## TEXT SHOWN
────────
Synopses & Reviews
The Heather Blazing is a narrative of the life of Eamon Redmond, a reserved but highly respected Dublin judge whose judgements are often controversial and often land him in trouble with his grown son and daughter, with whom his relationship has always been distant. When Redmond's wife Carmel has a stroke and becomes a semi-invalid, he reevaluates his life, including his connections with his family and in particular his feelings for his long-dead father, a determinedly republican teacher and supporter of the Fianna Fail party founded by Eamon de Valera (who makes a cameo appearance). Using flashbacks to Redmond's childhood alternating with episodes from the present, Toibin delineates a complex human being, and illuminates recent Irish history in the process.
────────
## INFORMATION GIVEN
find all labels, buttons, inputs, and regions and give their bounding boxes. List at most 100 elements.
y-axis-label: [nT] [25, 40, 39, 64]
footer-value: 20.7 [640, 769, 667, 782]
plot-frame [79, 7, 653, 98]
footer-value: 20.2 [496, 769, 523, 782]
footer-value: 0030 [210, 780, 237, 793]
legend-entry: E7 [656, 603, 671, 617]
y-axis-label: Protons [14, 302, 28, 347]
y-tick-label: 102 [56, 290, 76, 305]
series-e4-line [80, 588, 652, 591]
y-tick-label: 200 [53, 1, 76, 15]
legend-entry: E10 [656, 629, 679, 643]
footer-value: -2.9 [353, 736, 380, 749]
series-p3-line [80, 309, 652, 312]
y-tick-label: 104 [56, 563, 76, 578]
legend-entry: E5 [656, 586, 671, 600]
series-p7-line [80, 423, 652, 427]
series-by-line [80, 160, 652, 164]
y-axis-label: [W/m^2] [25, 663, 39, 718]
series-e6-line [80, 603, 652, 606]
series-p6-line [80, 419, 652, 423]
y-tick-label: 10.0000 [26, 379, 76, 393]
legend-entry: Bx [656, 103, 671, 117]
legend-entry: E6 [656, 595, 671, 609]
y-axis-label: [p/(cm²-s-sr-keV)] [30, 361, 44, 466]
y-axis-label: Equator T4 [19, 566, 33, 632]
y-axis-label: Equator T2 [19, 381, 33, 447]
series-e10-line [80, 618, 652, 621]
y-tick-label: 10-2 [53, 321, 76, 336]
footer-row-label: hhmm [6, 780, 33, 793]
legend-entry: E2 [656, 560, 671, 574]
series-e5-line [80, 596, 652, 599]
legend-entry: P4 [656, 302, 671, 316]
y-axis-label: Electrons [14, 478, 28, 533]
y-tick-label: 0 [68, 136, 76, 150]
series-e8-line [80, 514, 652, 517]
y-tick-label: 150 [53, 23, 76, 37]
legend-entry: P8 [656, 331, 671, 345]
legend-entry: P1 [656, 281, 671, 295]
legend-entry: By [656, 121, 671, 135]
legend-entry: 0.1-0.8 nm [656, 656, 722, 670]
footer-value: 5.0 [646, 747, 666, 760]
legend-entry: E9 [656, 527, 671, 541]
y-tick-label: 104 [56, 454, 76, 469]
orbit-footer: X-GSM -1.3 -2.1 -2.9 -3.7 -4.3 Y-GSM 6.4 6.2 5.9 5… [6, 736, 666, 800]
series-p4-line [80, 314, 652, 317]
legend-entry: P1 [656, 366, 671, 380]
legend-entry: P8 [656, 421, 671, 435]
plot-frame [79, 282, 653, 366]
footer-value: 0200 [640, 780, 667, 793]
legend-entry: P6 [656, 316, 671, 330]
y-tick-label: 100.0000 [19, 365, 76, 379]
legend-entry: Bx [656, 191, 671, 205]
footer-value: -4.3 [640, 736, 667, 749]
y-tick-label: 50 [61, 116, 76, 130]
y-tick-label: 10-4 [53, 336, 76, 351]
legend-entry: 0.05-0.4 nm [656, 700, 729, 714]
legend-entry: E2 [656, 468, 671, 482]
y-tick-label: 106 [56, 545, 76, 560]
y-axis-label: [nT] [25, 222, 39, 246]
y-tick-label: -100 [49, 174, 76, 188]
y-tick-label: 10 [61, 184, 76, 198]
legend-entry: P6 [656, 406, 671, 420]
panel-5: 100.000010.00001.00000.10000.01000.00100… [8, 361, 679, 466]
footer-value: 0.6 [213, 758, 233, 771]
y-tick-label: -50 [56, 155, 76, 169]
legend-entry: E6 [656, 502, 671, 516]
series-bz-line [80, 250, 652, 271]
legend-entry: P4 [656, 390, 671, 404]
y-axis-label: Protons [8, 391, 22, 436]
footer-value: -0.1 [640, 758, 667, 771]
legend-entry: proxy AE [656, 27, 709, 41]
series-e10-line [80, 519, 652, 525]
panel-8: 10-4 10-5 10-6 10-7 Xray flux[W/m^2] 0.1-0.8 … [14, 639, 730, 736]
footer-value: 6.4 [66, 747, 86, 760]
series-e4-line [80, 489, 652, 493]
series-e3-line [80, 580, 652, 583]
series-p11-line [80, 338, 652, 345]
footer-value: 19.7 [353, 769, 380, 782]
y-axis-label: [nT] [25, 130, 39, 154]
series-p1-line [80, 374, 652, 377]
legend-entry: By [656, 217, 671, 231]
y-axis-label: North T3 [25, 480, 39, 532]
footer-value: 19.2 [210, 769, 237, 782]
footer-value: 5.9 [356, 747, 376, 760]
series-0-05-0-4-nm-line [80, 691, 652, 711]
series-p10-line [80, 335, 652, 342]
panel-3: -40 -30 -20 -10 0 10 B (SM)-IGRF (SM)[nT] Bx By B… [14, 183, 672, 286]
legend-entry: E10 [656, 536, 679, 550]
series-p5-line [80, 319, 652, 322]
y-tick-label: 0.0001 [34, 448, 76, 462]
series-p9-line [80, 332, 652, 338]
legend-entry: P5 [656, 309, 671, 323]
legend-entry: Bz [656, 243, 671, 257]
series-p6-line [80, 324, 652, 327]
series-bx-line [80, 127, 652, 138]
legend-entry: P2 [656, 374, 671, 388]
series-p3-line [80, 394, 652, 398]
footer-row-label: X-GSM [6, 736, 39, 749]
────────
## TASKS TO COMPLETE
**A.** According to the synopsis of The Heather Blazing, what leads Eamon Redmond to reevaluate his life? Answer in one to three sentences.
**B.** Turn the paragraph of the synopsis beginning "The Heather Blazing is a narrative" into a short list that keeps its main facts.

## ANSWERS GIVEN
**A.** Redmond reevaluates his life after his wife Carmel has a stroke and becomes a semi-invalid. This leads him to reconsider his connections with his family, especially his feelings for his long-dead father.

**B.**
- The Heather Blazing tells the life of Eamon Redmond, a reserved but highly respected Dublin judge.
- His often controversial judgements put him at odds with his grown son and daughter, with whom he has always been distant.
- After his wife Carmel has a stroke and becomes a semi-invalid, he reevaluates his life, his family ties, and his feelings for his long-dead father.
- His father was a determinedly republican teacher who supported Eamon de Valera's Fianna Fail party. De Valera makes a cameo appearance.
- Toibin alternates flashbacks to Redmond's childhood with present-day episodes, portraying a complex man and illuminating recent Irish history.